(Dataset records)

───

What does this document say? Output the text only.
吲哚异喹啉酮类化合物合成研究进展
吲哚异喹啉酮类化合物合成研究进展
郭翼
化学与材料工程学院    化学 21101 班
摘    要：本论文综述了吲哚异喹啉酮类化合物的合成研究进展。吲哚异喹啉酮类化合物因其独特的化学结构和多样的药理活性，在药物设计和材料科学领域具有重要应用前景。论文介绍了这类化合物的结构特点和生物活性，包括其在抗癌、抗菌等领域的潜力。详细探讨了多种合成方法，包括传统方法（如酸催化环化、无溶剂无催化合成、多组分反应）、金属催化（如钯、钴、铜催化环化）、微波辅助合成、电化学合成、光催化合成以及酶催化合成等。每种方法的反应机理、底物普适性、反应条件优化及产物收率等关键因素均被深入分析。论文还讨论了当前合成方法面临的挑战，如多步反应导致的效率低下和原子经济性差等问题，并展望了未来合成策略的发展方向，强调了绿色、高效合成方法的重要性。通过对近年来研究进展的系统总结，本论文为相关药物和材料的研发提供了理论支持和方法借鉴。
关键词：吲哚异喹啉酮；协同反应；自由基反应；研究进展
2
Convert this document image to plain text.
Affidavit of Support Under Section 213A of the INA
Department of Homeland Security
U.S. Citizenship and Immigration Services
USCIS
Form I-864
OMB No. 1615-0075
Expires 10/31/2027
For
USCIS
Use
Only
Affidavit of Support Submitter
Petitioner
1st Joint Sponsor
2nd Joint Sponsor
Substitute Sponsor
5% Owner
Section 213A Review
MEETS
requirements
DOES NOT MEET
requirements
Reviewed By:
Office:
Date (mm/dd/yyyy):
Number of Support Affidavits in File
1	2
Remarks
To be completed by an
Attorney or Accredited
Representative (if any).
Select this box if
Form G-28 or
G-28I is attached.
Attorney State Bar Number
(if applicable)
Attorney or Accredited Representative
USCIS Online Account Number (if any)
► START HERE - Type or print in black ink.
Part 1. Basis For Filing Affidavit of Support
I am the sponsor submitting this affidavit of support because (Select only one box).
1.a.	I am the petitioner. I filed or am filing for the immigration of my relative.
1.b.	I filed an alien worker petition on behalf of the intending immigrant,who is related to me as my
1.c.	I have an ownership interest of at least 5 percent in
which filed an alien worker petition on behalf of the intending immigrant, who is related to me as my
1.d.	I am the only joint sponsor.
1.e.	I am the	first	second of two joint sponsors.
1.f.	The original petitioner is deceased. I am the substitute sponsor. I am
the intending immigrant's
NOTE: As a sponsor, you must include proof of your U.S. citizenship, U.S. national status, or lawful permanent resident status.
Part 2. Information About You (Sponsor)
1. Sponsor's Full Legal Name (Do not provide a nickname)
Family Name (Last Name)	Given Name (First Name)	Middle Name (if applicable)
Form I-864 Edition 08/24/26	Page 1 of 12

───

• **THE PROBLEM**: Write the data from above out again, exactly.

• **TASK RESPONSE**:
What does this document say? Output the text only.
吲哚异喹啉酮类化合物合成研究进展
吲哚异喹啉酮类化合物合成研究进展
郭翼
化学与材料工程学院    化学 21101 班
摘    要：本论文综述了吲哚异喹啉酮类化合物的合成研究进展。吲哚异喹啉酮类化合物因其独特的化学结构和多样的药理活性，在药物设计和材料科学领域具有重要应用前景。论文介绍了这类化合物的结构特点和生物活性，包括其在抗癌、抗菌等领域的潜力。详细探讨了多种合成方法，包括传统方法（如酸催化环化、无溶剂无催化合成、多组分反应）、金属催化（如钯、钴、铜催化环化）、微波辅助合成、电化学合成、光催化合成以及酶催化合成等。每种方法的反应机理、底物普适性、反应条件优化及产物收率等关键因素均被深入分析。论文还讨论了当前合成方法面临的挑战，如多步反应导致的效率低下和原子经济性差等问题，并展望了未来合成策略的发展方向，强调了绿色、高效合成方法的重要性。通过对近年来研究进展的系统总结，本论文为相关药物和材料的研发提供了理论支持和方法借鉴。
关键词：吲哚异喹啉酮；协同反应；自由基反应；研究进展
2
Convert this document image to plain text.
Affidavit of Support Under Section 213A of the INA
Department of Homeland Security
U.S. Citizenship and Immigration Services
USCIS
Form I-864
OMB No. 1615-0075
Expires 10/31/2027
For
USCIS
Use
Only
Affidavit of Support Submitter
Petitioner
1st Joint Sponsor
2nd Joint Sponsor
Substitute Sponsor
5% Owner
Section 213A Review
MEETS
requirements
DOES NOT MEET
requirements
Reviewed By:
Office:
Date (mm/dd/yyyy):
Number of Support Affidavits in File
1	2
Remarks
To be completed by an
Attorney or Accredited
Representative (if any).
Select this box if
Form G-28 or
G-28I is attached.
Attorney State Bar Number
(if applicable)
Attorney or Accredited Representative
USCIS Online Account Number (if any)
► START HERE - Type or print in black ink.
Part 1. Basis For Filing Affidavit of Support
I am the sponsor submitting this affidavit of support because (Select only one box).
1.a.	I am the petitioner. I filed or am filing for the immigration of my relative.
1.b.	I filed an alien worker petition on behalf of the intending immigrant,who is related to me as my
1.c.	I have an ownership interest of at least 5 percent in
which filed an alien worker petition on behalf of the intending immigrant, who is related to me as my
1.d.	I am the only joint sponsor.
1.e.	I am the	first	second of two joint sponsors.
1.f.	The original petitioner is deceased. I am the substitute sponsor. I am
the intending immigrant's
NOTE: As a sponsor, you must include proof of your U.S. citizenship, U.S. national status, or lawful permanent resident status.
Part 2. Information About You (Sponsor)
1. Sponsor's Full Legal Name (Do not provide a nickname)
Family Name (Last Name)	Given Name (First Name)	Middle Name (if applicable)
Form I-864 Edition 08/24/26	Page 1 of 12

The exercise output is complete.